(Records from a data source)

/---

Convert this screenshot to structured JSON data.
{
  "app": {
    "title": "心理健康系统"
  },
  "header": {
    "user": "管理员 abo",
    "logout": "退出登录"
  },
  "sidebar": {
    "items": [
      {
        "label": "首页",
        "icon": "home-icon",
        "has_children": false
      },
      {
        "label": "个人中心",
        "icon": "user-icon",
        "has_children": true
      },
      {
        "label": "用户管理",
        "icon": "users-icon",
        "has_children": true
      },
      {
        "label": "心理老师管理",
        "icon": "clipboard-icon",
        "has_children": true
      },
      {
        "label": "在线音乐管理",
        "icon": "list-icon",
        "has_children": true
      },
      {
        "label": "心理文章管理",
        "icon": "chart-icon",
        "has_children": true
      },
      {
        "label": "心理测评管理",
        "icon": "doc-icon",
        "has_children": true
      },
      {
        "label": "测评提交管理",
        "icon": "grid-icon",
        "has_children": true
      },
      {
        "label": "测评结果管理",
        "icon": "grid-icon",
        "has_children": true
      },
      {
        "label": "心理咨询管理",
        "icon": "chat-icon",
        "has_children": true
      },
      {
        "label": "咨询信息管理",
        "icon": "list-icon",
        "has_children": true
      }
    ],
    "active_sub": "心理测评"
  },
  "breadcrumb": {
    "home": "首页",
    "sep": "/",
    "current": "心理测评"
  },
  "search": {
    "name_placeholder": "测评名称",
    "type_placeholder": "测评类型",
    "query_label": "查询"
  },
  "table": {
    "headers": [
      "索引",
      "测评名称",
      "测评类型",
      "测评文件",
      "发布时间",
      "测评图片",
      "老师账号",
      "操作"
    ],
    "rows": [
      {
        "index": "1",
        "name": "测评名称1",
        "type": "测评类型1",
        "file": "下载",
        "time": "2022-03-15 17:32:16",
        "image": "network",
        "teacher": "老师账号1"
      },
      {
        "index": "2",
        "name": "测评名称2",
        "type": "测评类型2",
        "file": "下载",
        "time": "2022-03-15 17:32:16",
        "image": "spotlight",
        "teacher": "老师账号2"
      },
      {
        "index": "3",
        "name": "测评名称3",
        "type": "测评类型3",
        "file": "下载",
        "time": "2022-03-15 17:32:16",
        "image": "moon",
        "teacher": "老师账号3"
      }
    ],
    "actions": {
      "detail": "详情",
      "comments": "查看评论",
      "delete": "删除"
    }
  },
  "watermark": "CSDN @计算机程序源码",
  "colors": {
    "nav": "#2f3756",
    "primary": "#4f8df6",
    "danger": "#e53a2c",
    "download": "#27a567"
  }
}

\---

▸ What you need to do:
Quote every entry exactly.

▸ Full response:
Convert this screenshot to structured JSON data.
{
  "app": {
    "title": "心理健康系统"
  },
  "header": {
    "user": "管理员 abo",
    "logout": "退出登录"
  },
  "sidebar": {
    "items": [
      {
        "label": "首页",
        "icon": "home-icon",
        "has_children": false
      },
      {
        "label": "个人中心",
        "icon": "user-icon",
        "has_children": true
      },
      {
        "label": "用户管理",
        "icon": "users-icon",
        "has_children": true
      },
      {
        "label": "心理老师管理",
        "icon": "clipboard-icon",
        "has_children": true
      },
      {
        "label": "在线音乐管理",
        "icon": "list-icon",
        "has_children": true
      },
      {
        "label": "心理文章管理",
        "icon": "chart-icon",
        "has_children": true
      },
      {
        "label": "心理测评管理",
        "icon": "doc-icon",
        "has_children": true
      },
      {
        "label": "测评提交管理",
        "icon": "grid-icon",
        "has_children": true
      },
      {
        "label": "测评结果管理",
        "icon": "grid-icon",
        "has_children": true
      },
      {
        "label": "心理咨询管理",
        "icon": "chat-icon",
        "has_children": true
      },
      {
        "label": "咨询信息管理",
        "icon": "list-icon",
        "has_children": true
      }
    ],
    "active_sub": "心理测评"
  },
  "breadcrumb": {
    "home": "首页",
    "sep": "/",
    "current": "心理测评"
  },
  "search": {
    "name_placeholder": "测评名称",
    "type_placeholder": "测评类型",
    "query_label": "查询"
  },
  "table": {
    "headers": [
      "索引",
      "测评名称",
      "测评类型",
      "测评文件",
      "发布时间",
      "测评图片",
      "老师账号",
      "操作"
    ],
    "rows": [
      {
        "index": "1",
        "name": "测评名称1",
        "type": "测评类型1",
        "file": "下载",
        "time": "2022-03-15 17:32:16",
        "image": "network",
        "teacher": "老师账号1"
      },
      {
        "index": "2",
        "name": "测评名称2",
        "type": "测评类型2",
        "file": "下载",
        "time": "2022-03-15 17:32:16",
        "image": "spotlight",
        "teacher": "老师账号2"
      },
      {
        "index": "3",
        "name": "测评名称3",
        "type": "测评类型3",
        "file": "下载",
        "time": "2022-03-15 17:32:16",
        "image": "moon",
        "teacher": "老师账号3"
      }
    ],
    "actions": {
      "detail": "详情",
      "comments": "查看评论",
      "delete": "删除"
    }
  },
  "watermark": "CSDN @计算机程序源码",
  "colors": {
    "nav": "#2f3756",
    "primary": "#4f8df6",
    "danger": "#e53a2c",
    "download": "#27a567"
  }
}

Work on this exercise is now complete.